(Written task) Copy out each line of the material below that holds the string "Activity".

(Entries provided)
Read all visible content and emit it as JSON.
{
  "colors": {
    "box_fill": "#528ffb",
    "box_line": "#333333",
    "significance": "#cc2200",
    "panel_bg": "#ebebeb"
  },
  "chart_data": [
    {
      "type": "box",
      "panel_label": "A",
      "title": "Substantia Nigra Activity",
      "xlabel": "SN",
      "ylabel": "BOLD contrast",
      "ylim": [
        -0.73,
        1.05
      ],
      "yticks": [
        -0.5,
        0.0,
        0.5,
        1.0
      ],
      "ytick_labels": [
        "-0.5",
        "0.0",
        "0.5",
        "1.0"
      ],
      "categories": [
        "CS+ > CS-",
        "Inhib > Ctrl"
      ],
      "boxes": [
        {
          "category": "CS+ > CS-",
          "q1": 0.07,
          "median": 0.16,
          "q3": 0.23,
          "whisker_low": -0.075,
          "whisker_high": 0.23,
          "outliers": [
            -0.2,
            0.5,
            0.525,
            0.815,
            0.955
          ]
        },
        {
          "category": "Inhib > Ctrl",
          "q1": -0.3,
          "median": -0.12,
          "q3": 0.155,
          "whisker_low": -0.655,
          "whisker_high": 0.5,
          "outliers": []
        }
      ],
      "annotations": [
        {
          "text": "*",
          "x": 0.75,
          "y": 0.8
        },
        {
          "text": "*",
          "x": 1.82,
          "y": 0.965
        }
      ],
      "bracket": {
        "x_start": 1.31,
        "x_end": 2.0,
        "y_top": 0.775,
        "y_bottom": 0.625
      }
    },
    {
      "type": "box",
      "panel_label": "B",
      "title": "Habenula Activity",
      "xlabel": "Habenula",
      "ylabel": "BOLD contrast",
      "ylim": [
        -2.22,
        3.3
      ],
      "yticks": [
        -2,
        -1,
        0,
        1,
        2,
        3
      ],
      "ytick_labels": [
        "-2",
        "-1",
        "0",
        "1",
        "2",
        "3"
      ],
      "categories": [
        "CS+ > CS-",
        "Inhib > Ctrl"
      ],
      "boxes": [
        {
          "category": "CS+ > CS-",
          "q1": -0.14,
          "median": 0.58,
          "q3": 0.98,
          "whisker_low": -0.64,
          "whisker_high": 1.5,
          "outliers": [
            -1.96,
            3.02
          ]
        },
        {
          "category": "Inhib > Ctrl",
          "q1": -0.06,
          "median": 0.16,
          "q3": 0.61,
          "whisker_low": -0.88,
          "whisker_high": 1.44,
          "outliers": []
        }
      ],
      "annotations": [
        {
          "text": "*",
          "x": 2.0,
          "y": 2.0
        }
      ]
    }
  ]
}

(Output below)
      "title": "Substantia Nigra Activity",
      "title": "Habenula Activity",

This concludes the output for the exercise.